Records contained in a dataset
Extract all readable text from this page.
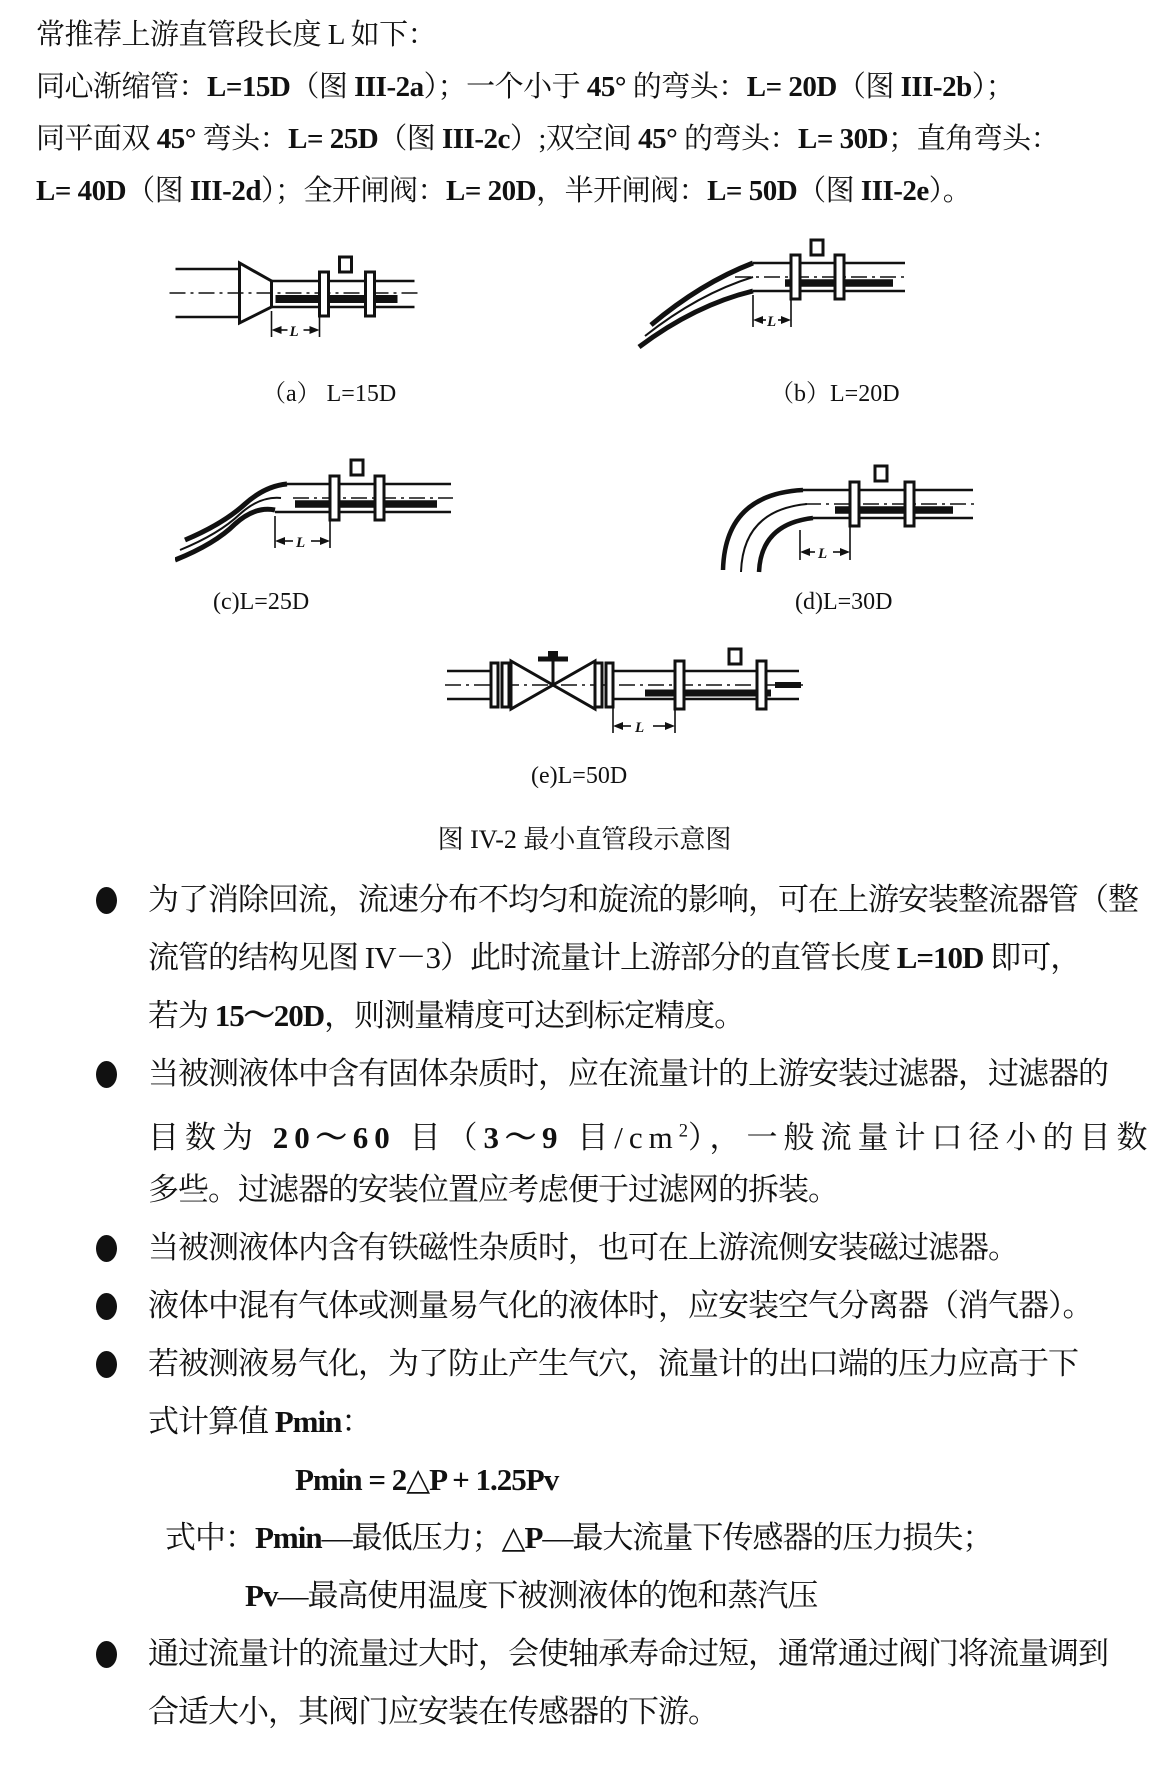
常推荐上游直管段长度 L 如下：
同心渐缩管：L=15D（图 III-2a）；一个小于 45° 的弯头：L= 20D（图 III-2b）；
同平面双 45° 弯头：L= 25D（图 III-2c）;双空间 45° 的弯头：L= 30D；直角弯头：
L= 40D（图 III-2d）；全开闸阀：L= 20D，半开闸阀：L= 50D（图 III-2e）。
L
L
L
L
L
（a） L=15D	（b）L=20D
(c)L=25D	(d)L=30D
(e)L=50D
图 IV-2 最小直管段示意图
为了消除回流，流速分布不均匀和旋流的影响，可在上游安装整流器管（整
流管的结构见图 IV－3）此时流量计上游部分的直管长度 L=10D 即可，
若为 15～20D，则测量精度可达到标定精度。
当被测液体中含有固体杂质时，应在流量计的上游安装过滤器，过滤器的
目数为 20～60 目（3～9 目$/cm^2$），一般流量计口径小的目数
多些。过滤器的安装位置应考虑便于过滤网的拆装。
当被测液体内含有铁磁性杂质时，也可在上游流侧安装磁过滤器。
液体中混有气体或测量易气化的液体时，应安装空气分离器（消气器）。
若被测液易气化，为了防止产生气穴，流量计的出口端的压力应高于下
式计算值 Pmin：
Pmin = 2△P + 1.25Pv
式中：Pmin—最低压力；△P—最大流量下传感器的压力损失；
Pv—最高使用温度下被测液体的饱和蒸汽压
通过流量计的流量过大时，会使轴承寿命过短，通常通过阀门将流量调到
合适大小，其阀门应安装在传感器的下游。
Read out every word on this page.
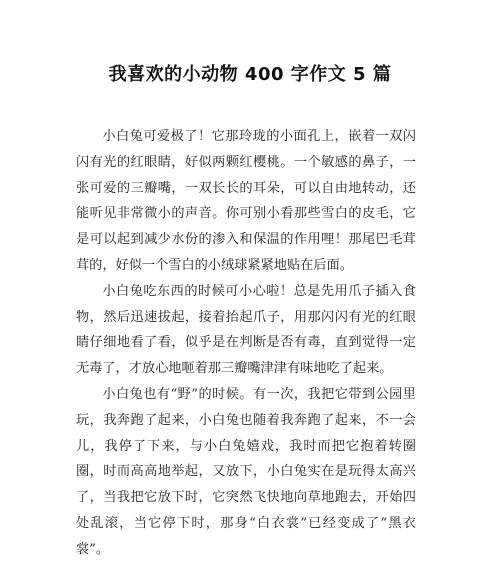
我喜欢的小动物 400 字作文 5 篇

小白兔可爱极了！它那玲珑的小面孔上，嵌着一双闪闪有光的红眼睛，好似两颗红樱桃。一个敏感的鼻子，一张可爱的三瓣嘴，一双长长的耳朵，可以自由地转动，还能听见非常微小的声音。你可别小看那些雪白的皮毛，它是可以起到减少水份的渗入和保温的作用哩！那尾巴毛茸茸的，好似一个雪白的小绒球紧紧地贴在后面。

小白兔吃东西的时候可小心啦！总是先用爪子插入食物，然后迅速拔起，接着抬起爪子，用那闪闪有光的红眼睛仔细地看了看，似乎是在判断是否有毒，直到觉得一定无毒了，才放心地咂着那三瓣嘴津津有味地吃了起来。

小白兔也有“野”的时候。有一次，我把它带到公园里玩，我奔跑了起来，小白兔也随着我奔跑了起来，不一会儿，我停了下来，与小白兔嬉戏，我时而把它抱着转圈圈，时而高高地举起，又放下，小白兔实在是玩得太高兴了，当我把它放下时，它突然飞快地向草地跑去，开始四处乱滚，当它停下时，那身“白衣裳”已经变成了“黑衣裳”。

• [What the task asks] Verbatim reproduction of every record is required; images are left out.

• [Answer in full]
Extract all readable text from this page.
常推荐上游直管段长度 L 如下：
同心渐缩管：L=15D（图 III-2a）；一个小于 45° 的弯头：L= 20D（图 III-2b）；
同平面双 45° 弯头：L= 25D（图 III-2c）;双空间 45° 的弯头：L= 30D；直角弯头：
L= 40D（图 III-2d）；全开闸阀：L= 20D，半开闸阀：L= 50D（图 III-2e）。
L
L
L
L
L
（a） L=15D	（b）L=20D
(c)L=25D	(d)L=30D
(e)L=50D
图 IV-2 最小直管段示意图
为了消除回流，流速分布不均匀和旋流的影响，可在上游安装整流器管（整
流管的结构见图 IV－3）此时流量计上游部分的直管长度 L=10D 即可，
若为 15～20D，则测量精度可达到标定精度。
当被测液体中含有固体杂质时，应在流量计的上游安装过滤器，过滤器的
目数为 20～60 目（3～9 目$/cm^2$），一般流量计口径小的目数
多些。过滤器的安装位置应考虑便于过滤网的拆装。
当被测液体内含有铁磁性杂质时，也可在上游流侧安装磁过滤器。
液体中混有气体或测量易气化的液体时，应安装空气分离器（消气器）。
若被测液易气化，为了防止产生气穴，流量计的出口端的压力应高于下
式计算值 Pmin：
Pmin = 2△P + 1.25Pv
式中：Pmin—最低压力；△P—最大流量下传感器的压力损失；
Pv—最高使用温度下被测液体的饱和蒸汽压
通过流量计的流量过大时，会使轴承寿命过短，通常通过阀门将流量调到
合适大小，其阀门应安装在传感器的下游。
Read out every word on this page.
我喜欢的小动物 400 字作文 5 篇

小白兔可爱极了！它那玲珑的小面孔上，嵌着一双闪闪有光的红眼睛，好似两颗红樱桃。一个敏感的鼻子，一张可爱的三瓣嘴，一双长长的耳朵，可以自由地转动，还能听见非常微小的声音。你可别小看那些雪白的皮毛，它是可以起到减少水份的渗入和保温的作用哩！那尾巴毛茸茸的，好似一个雪白的小绒球紧紧地贴在后面。

小白兔吃东西的时候可小心啦！总是先用爪子插入食物，然后迅速拔起，接着抬起爪子，用那闪闪有光的红眼睛仔细地看了看，似乎是在判断是否有毒，直到觉得一定无毒了，才放心地咂着那三瓣嘴津津有味地吃了起来。

小白兔也有“野”的时候。有一次，我把它带到公园里玩，我奔跑了起来，小白兔也随着我奔跑了起来，不一会儿，我停了下来，与小白兔嬉戏，我时而把它抱着转圈圈，时而高高地举起，又放下，小白兔实在是玩得太高兴了，当我把它放下时，它突然飞快地向草地跑去，开始四处乱滚，当它停下时，那身“白衣裳”已经变成了“黑衣裳”。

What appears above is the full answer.